Give the number of lines in the data that contain "JSON", and nothing more.

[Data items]
>> start
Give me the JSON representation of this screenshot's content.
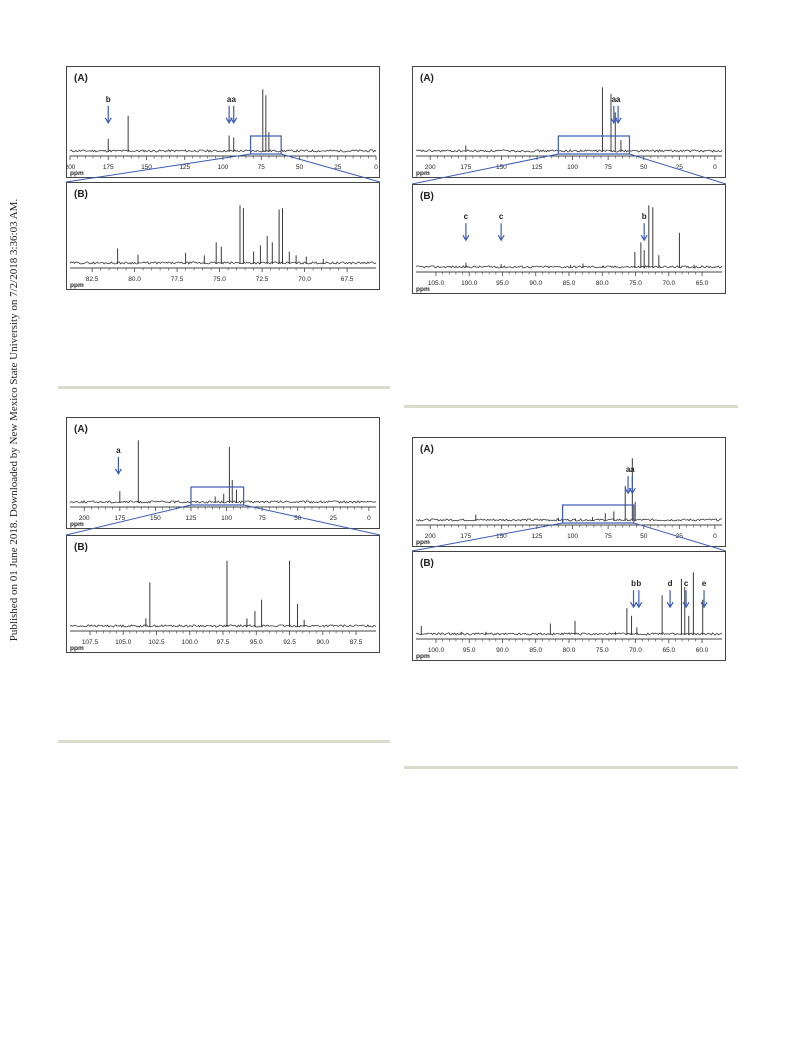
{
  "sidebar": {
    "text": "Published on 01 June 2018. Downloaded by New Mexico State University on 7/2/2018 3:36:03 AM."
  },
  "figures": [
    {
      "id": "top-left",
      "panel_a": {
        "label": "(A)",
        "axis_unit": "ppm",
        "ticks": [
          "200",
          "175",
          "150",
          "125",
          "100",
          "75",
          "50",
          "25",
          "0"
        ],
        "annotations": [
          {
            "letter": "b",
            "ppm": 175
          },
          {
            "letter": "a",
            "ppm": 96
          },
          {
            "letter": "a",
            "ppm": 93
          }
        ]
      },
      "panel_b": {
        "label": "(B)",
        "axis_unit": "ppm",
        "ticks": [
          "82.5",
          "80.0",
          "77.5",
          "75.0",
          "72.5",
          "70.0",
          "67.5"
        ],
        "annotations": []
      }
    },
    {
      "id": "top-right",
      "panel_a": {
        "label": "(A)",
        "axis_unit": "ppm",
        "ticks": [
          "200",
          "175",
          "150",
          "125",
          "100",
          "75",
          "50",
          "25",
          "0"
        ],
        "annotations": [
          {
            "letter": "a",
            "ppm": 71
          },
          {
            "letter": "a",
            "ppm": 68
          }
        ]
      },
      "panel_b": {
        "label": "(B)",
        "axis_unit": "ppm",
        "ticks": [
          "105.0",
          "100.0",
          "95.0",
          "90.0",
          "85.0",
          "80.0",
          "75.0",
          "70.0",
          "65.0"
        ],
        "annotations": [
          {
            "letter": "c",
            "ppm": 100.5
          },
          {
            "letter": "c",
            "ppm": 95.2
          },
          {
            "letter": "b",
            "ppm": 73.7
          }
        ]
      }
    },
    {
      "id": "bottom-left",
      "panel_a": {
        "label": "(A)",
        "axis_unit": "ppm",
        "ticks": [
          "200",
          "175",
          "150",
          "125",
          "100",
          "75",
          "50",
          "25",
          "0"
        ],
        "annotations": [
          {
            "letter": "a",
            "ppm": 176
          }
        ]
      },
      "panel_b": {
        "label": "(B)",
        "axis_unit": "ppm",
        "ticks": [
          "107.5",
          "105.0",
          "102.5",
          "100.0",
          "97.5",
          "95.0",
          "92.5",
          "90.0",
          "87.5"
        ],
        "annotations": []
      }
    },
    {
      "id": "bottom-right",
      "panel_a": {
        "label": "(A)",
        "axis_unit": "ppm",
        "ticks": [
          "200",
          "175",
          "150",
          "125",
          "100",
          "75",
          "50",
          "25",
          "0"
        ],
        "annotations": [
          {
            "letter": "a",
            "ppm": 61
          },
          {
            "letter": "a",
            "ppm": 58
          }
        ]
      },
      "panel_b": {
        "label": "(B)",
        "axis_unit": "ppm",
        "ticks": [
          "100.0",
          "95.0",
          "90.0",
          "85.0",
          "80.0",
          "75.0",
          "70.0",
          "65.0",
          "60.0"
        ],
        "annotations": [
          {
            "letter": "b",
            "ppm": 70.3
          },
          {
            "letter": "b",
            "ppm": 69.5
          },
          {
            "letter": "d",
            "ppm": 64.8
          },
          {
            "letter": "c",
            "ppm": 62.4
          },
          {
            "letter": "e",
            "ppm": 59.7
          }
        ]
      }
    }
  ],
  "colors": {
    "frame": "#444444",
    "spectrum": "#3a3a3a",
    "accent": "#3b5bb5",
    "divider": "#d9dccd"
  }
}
>> end
>> start
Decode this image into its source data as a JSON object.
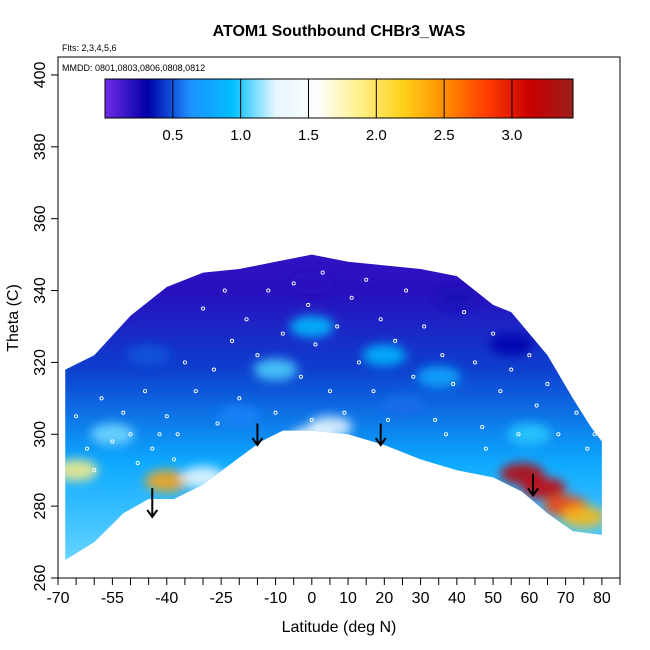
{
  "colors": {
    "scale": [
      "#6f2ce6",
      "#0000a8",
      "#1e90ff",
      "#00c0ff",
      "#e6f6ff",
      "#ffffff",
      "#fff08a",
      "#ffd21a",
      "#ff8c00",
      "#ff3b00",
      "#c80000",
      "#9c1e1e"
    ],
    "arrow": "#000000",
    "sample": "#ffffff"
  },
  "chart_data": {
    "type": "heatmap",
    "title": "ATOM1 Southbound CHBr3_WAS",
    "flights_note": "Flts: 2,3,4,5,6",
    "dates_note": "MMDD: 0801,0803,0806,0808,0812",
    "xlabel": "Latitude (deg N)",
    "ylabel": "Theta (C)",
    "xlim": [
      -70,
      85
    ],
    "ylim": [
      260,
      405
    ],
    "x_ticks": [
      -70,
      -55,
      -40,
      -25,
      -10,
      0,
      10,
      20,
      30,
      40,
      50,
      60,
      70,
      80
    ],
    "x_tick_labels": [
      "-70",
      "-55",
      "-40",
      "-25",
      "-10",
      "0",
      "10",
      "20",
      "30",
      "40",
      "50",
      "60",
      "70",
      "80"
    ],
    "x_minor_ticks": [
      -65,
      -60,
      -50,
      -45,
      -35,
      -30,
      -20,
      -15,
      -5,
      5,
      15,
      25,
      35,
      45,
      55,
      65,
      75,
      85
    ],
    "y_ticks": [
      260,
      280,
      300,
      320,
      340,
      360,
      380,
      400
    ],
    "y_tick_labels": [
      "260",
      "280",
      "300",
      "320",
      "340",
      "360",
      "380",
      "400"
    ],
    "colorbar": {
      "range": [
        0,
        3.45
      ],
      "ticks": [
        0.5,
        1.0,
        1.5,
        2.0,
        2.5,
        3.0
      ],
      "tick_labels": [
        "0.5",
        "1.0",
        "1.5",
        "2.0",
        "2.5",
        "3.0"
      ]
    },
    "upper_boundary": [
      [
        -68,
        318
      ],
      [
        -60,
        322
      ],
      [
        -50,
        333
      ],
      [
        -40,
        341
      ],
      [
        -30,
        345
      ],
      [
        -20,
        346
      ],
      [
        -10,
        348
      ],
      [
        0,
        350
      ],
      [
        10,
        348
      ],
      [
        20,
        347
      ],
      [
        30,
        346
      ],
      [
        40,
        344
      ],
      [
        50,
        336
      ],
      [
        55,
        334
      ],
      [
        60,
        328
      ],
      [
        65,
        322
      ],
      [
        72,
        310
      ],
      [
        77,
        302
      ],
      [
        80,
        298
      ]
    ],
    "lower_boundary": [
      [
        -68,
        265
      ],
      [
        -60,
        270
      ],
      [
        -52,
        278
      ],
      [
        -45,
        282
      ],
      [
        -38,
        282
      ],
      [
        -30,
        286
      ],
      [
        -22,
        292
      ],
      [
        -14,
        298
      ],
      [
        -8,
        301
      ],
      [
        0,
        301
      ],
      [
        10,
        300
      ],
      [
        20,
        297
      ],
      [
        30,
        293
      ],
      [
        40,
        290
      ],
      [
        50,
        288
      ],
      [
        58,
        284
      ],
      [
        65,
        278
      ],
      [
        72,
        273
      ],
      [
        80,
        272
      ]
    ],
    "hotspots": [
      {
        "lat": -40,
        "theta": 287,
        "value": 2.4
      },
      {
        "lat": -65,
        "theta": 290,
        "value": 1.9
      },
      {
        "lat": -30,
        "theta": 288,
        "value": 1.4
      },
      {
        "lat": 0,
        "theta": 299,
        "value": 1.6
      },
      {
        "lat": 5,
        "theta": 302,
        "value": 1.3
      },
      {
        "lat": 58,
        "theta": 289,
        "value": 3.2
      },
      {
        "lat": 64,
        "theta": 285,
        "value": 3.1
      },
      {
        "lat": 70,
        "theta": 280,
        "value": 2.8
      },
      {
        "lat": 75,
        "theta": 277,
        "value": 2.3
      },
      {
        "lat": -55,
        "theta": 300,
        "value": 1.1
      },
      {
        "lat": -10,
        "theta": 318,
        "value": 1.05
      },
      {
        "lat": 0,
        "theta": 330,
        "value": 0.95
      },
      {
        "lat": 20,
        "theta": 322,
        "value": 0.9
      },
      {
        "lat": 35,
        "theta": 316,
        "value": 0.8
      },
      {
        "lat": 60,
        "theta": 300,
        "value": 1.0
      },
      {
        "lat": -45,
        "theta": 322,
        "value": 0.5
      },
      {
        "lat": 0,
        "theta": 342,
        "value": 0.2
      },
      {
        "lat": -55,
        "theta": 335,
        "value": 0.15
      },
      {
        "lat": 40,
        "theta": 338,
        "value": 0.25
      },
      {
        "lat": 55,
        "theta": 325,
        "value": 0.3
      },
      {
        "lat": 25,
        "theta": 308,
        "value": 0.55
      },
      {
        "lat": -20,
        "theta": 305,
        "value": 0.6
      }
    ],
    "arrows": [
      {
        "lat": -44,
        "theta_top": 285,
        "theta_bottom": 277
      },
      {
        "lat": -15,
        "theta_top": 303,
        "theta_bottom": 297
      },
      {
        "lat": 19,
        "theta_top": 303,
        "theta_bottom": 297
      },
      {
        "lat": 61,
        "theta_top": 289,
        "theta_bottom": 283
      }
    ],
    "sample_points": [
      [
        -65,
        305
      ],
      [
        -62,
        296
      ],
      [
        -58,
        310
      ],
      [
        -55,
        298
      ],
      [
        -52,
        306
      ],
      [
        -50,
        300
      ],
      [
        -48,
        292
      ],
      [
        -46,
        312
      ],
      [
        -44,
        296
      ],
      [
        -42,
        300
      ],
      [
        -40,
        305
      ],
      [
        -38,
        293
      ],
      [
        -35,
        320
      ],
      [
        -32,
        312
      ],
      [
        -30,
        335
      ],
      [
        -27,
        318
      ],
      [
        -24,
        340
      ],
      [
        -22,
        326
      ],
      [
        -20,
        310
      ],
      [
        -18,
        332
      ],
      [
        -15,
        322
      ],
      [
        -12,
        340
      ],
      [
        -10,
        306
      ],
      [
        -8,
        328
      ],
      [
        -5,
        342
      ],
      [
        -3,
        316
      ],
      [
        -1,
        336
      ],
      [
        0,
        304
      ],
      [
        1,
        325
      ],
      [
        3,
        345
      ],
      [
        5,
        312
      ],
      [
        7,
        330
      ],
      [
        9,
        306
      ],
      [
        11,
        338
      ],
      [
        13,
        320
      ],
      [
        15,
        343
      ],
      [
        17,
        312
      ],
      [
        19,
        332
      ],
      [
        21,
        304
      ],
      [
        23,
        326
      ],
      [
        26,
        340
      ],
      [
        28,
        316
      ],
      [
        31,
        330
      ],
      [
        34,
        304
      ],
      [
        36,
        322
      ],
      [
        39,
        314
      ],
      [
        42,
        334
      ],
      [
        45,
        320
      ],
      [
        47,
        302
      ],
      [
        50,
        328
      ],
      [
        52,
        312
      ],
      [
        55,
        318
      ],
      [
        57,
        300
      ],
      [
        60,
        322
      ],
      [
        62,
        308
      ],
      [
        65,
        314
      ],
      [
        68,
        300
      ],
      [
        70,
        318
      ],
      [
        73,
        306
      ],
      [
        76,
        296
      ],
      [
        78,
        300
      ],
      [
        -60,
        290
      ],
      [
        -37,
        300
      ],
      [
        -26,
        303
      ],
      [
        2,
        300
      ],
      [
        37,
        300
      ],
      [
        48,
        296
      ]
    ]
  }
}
>> end
> Solved exercise:
2